■ Instructions for the task
Please quote the material exactly, every line of it.

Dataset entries
:::

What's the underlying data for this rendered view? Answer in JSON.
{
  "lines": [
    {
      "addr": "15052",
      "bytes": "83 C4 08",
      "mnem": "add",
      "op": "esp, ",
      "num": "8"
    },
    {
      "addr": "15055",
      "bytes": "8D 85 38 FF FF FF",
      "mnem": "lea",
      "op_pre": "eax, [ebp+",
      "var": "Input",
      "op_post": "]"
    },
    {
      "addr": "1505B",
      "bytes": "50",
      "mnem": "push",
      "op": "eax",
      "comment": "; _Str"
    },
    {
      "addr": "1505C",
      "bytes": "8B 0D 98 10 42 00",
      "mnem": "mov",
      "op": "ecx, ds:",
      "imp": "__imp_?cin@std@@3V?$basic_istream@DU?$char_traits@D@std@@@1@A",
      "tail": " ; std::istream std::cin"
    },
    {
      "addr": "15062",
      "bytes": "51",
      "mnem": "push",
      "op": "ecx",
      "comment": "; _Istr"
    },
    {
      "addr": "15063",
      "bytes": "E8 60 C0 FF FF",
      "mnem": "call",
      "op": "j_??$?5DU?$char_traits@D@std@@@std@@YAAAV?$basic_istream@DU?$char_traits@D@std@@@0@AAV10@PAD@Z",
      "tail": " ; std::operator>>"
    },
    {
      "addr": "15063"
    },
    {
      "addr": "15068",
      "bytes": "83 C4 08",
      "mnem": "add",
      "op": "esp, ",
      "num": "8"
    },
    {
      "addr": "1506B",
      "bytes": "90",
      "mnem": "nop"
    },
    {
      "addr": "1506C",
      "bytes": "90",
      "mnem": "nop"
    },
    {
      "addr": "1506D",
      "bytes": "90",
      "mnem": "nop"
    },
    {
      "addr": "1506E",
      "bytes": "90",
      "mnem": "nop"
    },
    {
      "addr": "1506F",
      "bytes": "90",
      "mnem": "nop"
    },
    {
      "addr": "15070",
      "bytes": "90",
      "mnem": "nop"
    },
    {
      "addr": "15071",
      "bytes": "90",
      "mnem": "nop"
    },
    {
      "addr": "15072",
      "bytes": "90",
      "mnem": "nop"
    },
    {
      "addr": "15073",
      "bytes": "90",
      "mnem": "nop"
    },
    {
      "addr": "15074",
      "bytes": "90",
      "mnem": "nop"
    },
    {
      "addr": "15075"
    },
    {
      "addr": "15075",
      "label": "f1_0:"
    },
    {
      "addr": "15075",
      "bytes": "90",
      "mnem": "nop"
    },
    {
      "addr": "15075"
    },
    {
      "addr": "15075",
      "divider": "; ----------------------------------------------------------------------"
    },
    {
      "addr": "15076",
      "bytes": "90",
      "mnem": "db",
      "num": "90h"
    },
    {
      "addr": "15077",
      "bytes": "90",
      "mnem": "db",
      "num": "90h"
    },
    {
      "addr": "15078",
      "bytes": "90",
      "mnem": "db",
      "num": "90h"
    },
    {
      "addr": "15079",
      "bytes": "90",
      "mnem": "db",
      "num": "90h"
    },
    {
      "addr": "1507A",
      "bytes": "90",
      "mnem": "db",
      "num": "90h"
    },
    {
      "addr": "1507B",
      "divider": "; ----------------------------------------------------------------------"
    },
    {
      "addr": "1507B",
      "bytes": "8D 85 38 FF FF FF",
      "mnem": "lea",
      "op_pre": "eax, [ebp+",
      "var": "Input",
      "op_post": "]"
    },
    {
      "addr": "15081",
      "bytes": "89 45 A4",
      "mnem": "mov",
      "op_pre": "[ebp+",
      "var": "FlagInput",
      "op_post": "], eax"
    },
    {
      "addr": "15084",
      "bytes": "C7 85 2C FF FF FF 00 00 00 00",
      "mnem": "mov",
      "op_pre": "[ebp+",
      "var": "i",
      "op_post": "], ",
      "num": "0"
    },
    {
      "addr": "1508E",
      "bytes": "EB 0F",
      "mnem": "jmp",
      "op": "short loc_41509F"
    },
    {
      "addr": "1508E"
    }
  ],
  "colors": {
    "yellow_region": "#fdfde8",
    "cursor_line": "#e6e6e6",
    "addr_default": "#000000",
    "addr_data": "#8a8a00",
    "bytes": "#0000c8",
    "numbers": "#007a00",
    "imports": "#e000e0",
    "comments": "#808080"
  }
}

:::

■ In response
What's the underlying data for this rendered view? Answer in JSON.
{
  "lines": [
    {
      "addr": "15052",
      "bytes": "83 C4 08",
      "mnem": "add",
      "op": "esp, ",
      "num": "8"
    },
    {
      "addr": "15055",
      "bytes": "8D 85 38 FF FF FF",
      "mnem": "lea",
      "op_pre": "eax, [ebp+",
      "var": "Input",
      "op_post": "]"
    },
    {
      "addr": "1505B",
      "bytes": "50",
      "mnem": "push",
      "op": "eax",
      "comment": "; _Str"
    },
    {
      "addr": "1505C",
      "bytes": "8B 0D 98 10 42 00",
      "mnem": "mov",
      "op": "ecx, ds:",
      "imp": "__imp_?cin@std@@3V?$basic_istream@DU?$char_traits@D@std@@@1@A",
      "tail": " ; std::istream std::cin"
    },
    {
      "addr": "15062",
      "bytes": "51",
      "mnem": "push",
      "op": "ecx",
      "comment": "; _Istr"
    },
    {
      "addr": "15063",
      "bytes": "E8 60 C0 FF FF",
      "mnem": "call",
      "op": "j_??$?5DU?$char_traits@D@std@@@std@@YAAAV?$basic_istream@DU?$char_traits@D@std@@@0@AAV10@PAD@Z",
      "tail": " ; std::operator>>"
    },
    {
      "addr": "15063"
    },
    {
      "addr": "15068",
      "bytes": "83 C4 08",
      "mnem": "add",
      "op": "esp, ",
      "num": "8"
    },
    {
      "addr": "1506B",
      "bytes": "90",
      "mnem": "nop"
    },
    {
      "addr": "1506C",
      "bytes": "90",
      "mnem": "nop"
    },
    {
      "addr": "1506D",
      "bytes": "90",
      "mnem": "nop"
    },
    {
      "addr": "1506E",
      "bytes": "90",
      "mnem": "nop"
    },
    {
      "addr": "1506F",
      "bytes": "90",
      "mnem": "nop"
    },
    {
      "addr": "15070",
      "bytes": "90",
      "mnem": "nop"
    },
    {
      "addr": "15071",
      "bytes": "90",
      "mnem": "nop"
    },
    {
      "addr": "15072",
      "bytes": "90",
      "mnem": "nop"
    },
    {
      "addr": "15073",
      "bytes": "90",
      "mnem": "nop"
    },
    {
      "addr": "15074",
      "bytes": "90",
      "mnem": "nop"
    },
    {
      "addr": "15075"
    },
    {
      "addr": "15075",
      "label": "f1_0:"
    },
    {
      "addr": "15075",
      "bytes": "90",
      "mnem": "nop"
    },
    {
      "addr": "15075"
    },
    {
      "addr": "15075",
      "divider": "; ----------------------------------------------------------------------"
    },
    {
      "addr": "15076",
      "bytes": "90",
      "mnem": "db",
      "num": "90h"
    },
    {
      "addr": "15077",
      "bytes": "90",
      "mnem": "db",
      "num": "90h"
    },
    {
      "addr": "15078",
      "bytes": "90",
      "mnem": "db",
      "num": "90h"
    },
    {
      "addr": "15079",
      "bytes": "90",
      "mnem": "db",
      "num": "90h"
    },
    {
      "addr": "1507A",
      "bytes": "90",
      "mnem": "db",
      "num": "90h"
    },
    {
      "addr": "1507B",
      "divider": "; ----------------------------------------------------------------------"
    },
    {
      "addr": "1507B",
      "bytes": "8D 85 38 FF FF FF",
      "mnem": "lea",
      "op_pre": "eax, [ebp+",
      "var": "Input",
      "op_post": "]"
    },
    {
      "addr": "15081",
      "bytes": "89 45 A4",
      "mnem": "mov",
      "op_pre": "[ebp+",
      "var": "FlagInput",
      "op_post": "], eax"
    },
    {
      "addr": "15084",
      "bytes": "C7 85 2C FF FF FF 00 00 00 00",
      "mnem": "mov",
      "op_pre": "[ebp+",
      "var": "i",
      "op_post": "], ",
      "num": "0"
    },
    {
      "addr": "1508E",
      "bytes": "EB 0F",
      "mnem": "jmp",
      "op": "short loc_41509F"
    },
    {
      "addr": "1508E"
    }
  ],
  "colors": {
    "yellow_region": "#fdfde8",
    "cursor_line": "#e6e6e6",
    "addr_default": "#000000",
    "addr_data": "#8a8a00",
    "bytes": "#0000c8",
    "numbers": "#007a00",
    "imports": "#e000e0",
    "comments": "#808080"
  }
}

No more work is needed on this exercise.